[DESCRIPTION OF THE TASK] Can you transcribe the data exactly? Leave the pictures out.

[RECORDS FOR THE EXERCISE]

========

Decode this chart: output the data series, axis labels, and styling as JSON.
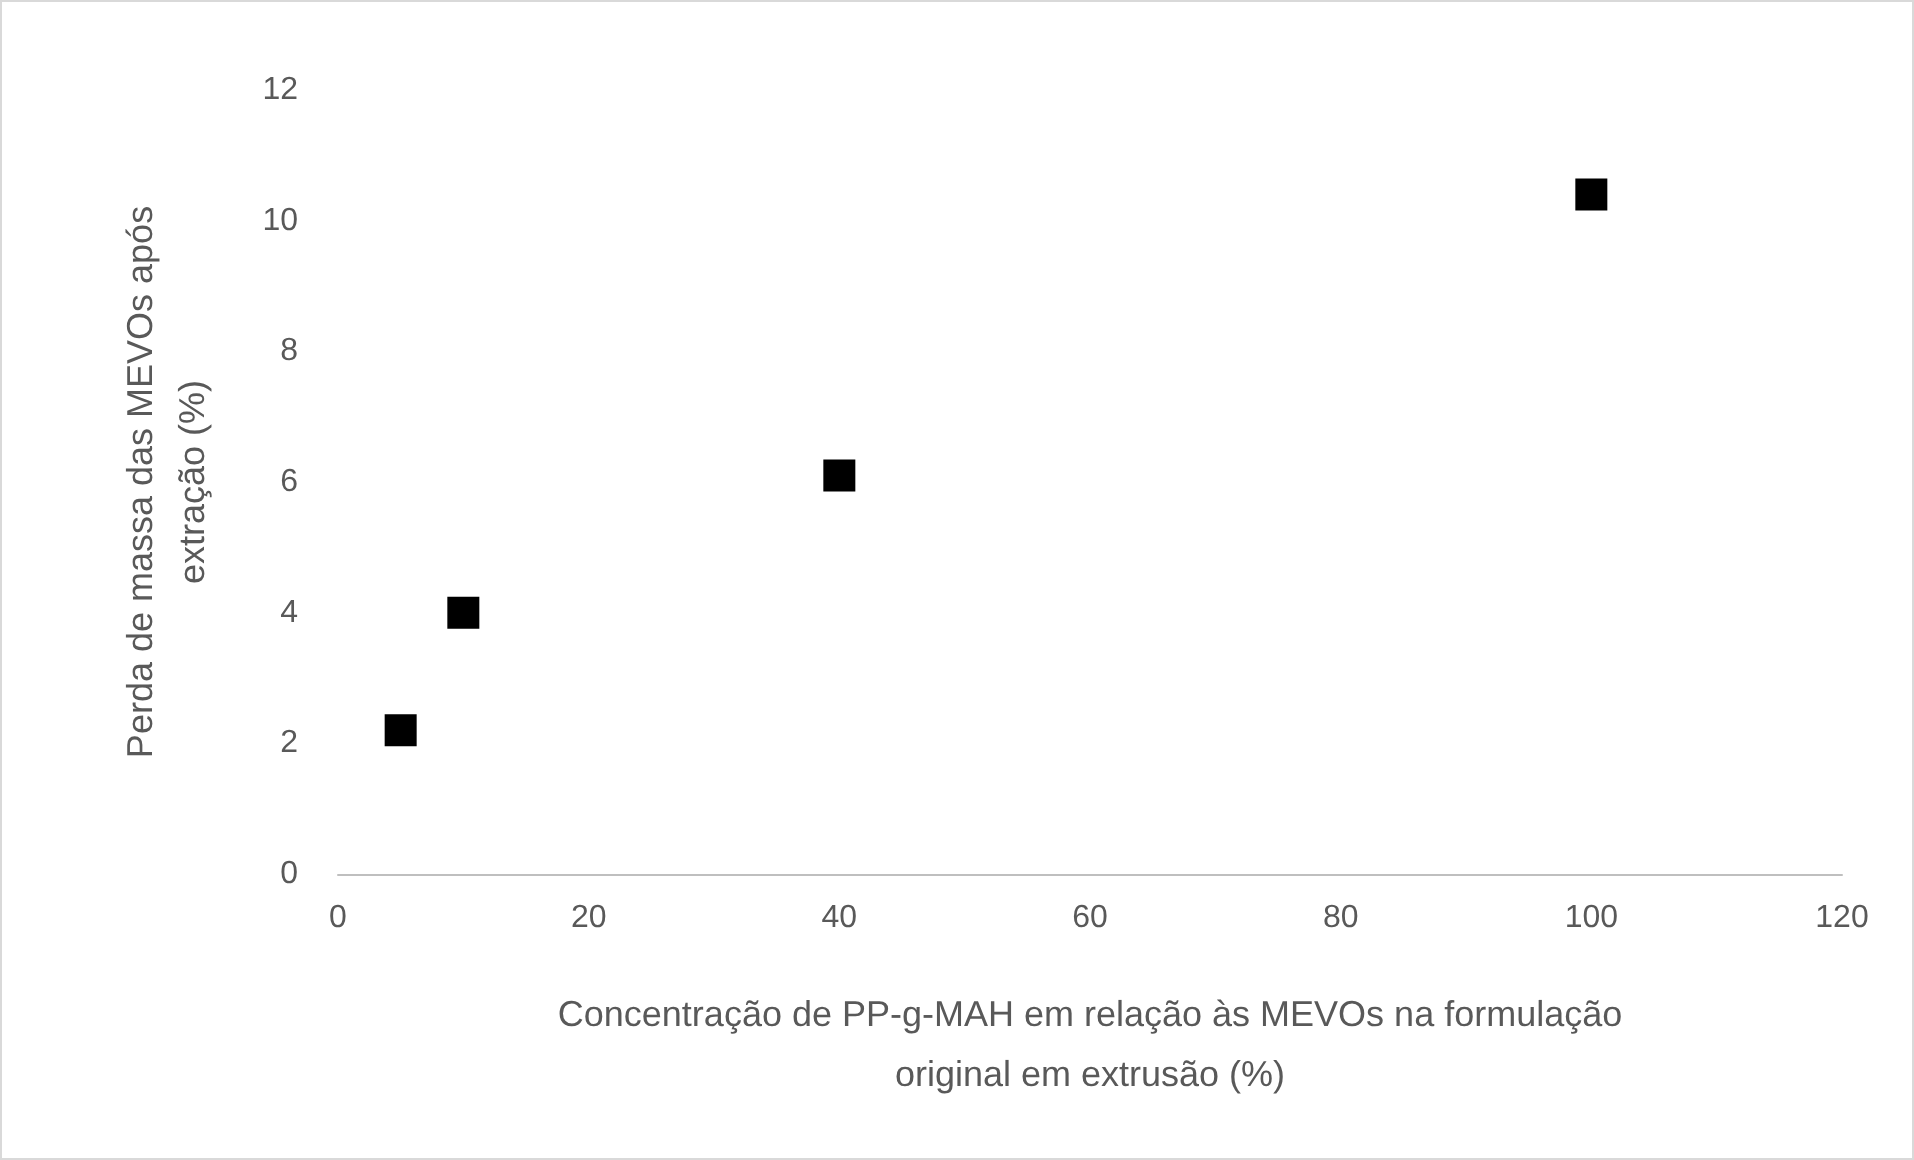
{
  "chart_data": {
    "type": "scatter",
    "xlabel": "Concentração de PP-g-MAH em relação às MEVOs na formulação\noriginal em extrusão (%)",
    "ylabel": "Perda de massa das MEVOs após\nextração (%)",
    "x": [
      5,
      10,
      40,
      100
    ],
    "series": [
      {
        "color": "#000000",
        "values": [
          2.2,
          4.0,
          6.1,
          10.4
        ]
      }
    ],
    "xlim": [
      0,
      120
    ],
    "xticks": [
      0,
      20,
      40,
      60,
      80,
      100,
      120
    ],
    "ylim": [
      0,
      12
    ],
    "yticks": [
      0,
      2,
      4,
      6,
      8,
      10,
      12
    ],
    "grid": false,
    "marker": "square"
  }
}
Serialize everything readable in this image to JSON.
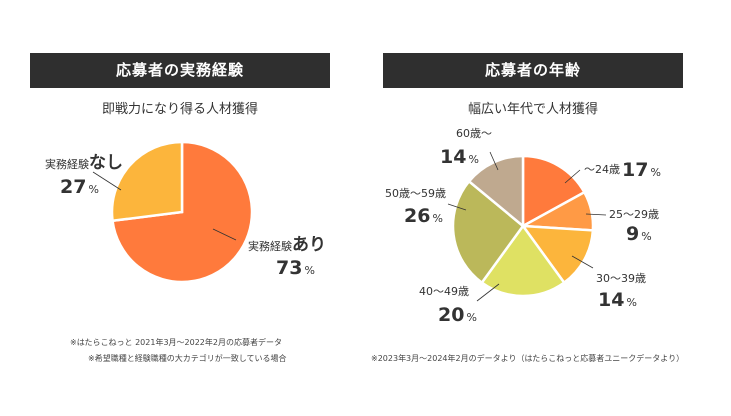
{
  "left": {
    "header": "応募者の実務経験",
    "subtitle": "即戦力になり得る人材獲得",
    "notes": [
      "※はたらこねっと 2021年3月～2022年2月の応募者データ",
      "※希望職種と経験職種の大カテゴリが一致している場合"
    ]
  },
  "right": {
    "header": "応募者の年齢",
    "subtitle": "幅広い年代で人材獲得",
    "notes": [
      "※2023年3月～2024年2月のデータより（はたらこねっと応募者ユニークデータより）"
    ]
  },
  "chart_data": [
    {
      "type": "pie",
      "slices": [
        {
          "label_small": "実務経験",
          "label_large": "あり",
          "value": 73,
          "unit": "%",
          "color": "#ff7a3c"
        },
        {
          "label_small": "実務経験",
          "label_large": "なし",
          "value": 27,
          "unit": "%",
          "color": "#fcb53c"
        }
      ]
    },
    {
      "type": "pie",
      "slices": [
        {
          "label": "～24歳",
          "value": 17,
          "unit": "%",
          "color": "#ff7a3c"
        },
        {
          "label": "25～29歳",
          "value": 9,
          "unit": "%",
          "color": "#ff9a45"
        },
        {
          "label": "30～39歳",
          "value": 14,
          "unit": "%",
          "color": "#fcb53c"
        },
        {
          "label": "40～49歳",
          "value": 20,
          "unit": "%",
          "color": "#dfe163"
        },
        {
          "label": "50歳～59歳",
          "value": 26,
          "unit": "%",
          "color": "#bbb85a"
        },
        {
          "label": "60歳～",
          "value": 14,
          "unit": "%",
          "color": "#bfa98f"
        }
      ]
    }
  ]
}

========

[EXERCISE ANSWER]
Decode this chart: output the data series, axis labels, and styling as JSON.
{
  "chart_data": {
    "type": "scatter",
    "xlabel": "Concentração de PP-g-MAH em relação às MEVOs na formulação\noriginal em extrusão (%)",
    "ylabel": "Perda de massa das MEVOs após\nextração (%)",
    "x": [
      5,
      10,
      40,
      100
    ],
    "series": [
      {
        "color": "#000000",
        "values": [
          2.2,
          4.0,
          6.1,
          10.4
        ]
      }
    ],
    "xlim": [
      0,
      120
    ],
    "xticks": [
      0,
      20,
      40,
      60,
      80,
      100,
      120
    ],
    "ylim": [
      0,
      12
    ],
    "yticks": [
      0,
      2,
      4,
      6,
      8,
      10,
      12
    ],
    "grid": false,
    "marker": "square"
  }
}
Serialize everything readable in this image to JSON.
{
  "left": {
    "header": "応募者の実務経験",
    "subtitle": "即戦力になり得る人材獲得",
    "notes": [
      "※はたらこねっと 2021年3月～2022年2月の応募者データ",
      "※希望職種と経験職種の大カテゴリが一致している場合"
    ]
  },
  "right": {
    "header": "応募者の年齢",
    "subtitle": "幅広い年代で人材獲得",
    "notes": [
      "※2023年3月～2024年2月のデータより（はたらこねっと応募者ユニークデータより）"
    ]
  },
  "chart_data": [
    {
      "type": "pie",
      "slices": [
        {
          "label_small": "実務経験",
          "label_large": "あり",
          "value": 73,
          "unit": "%",
          "color": "#ff7a3c"
        },
        {
          "label_small": "実務経験",
          "label_large": "なし",
          "value": 27,
          "unit": "%",
          "color": "#fcb53c"
        }
      ]
    },
    {
      "type": "pie",
      "slices": [
        {
          "label": "～24歳",
          "value": 17,
          "unit": "%",
          "color": "#ff7a3c"
        },
        {
          "label": "25～29歳",
          "value": 9,
          "unit": "%",
          "color": "#ff9a45"
        },
        {
          "label": "30～39歳",
          "value": 14,
          "unit": "%",
          "color": "#fcb53c"
        },
        {
          "label": "40～49歳",
          "value": 20,
          "unit": "%",
          "color": "#dfe163"
        },
        {
          "label": "50歳～59歳",
          "value": 26,
          "unit": "%",
          "color": "#bbb85a"
        },
        {
          "label": "60歳～",
          "value": 14,
          "unit": "%",
          "color": "#bfa98f"
        }
      ]
    }
  ]
}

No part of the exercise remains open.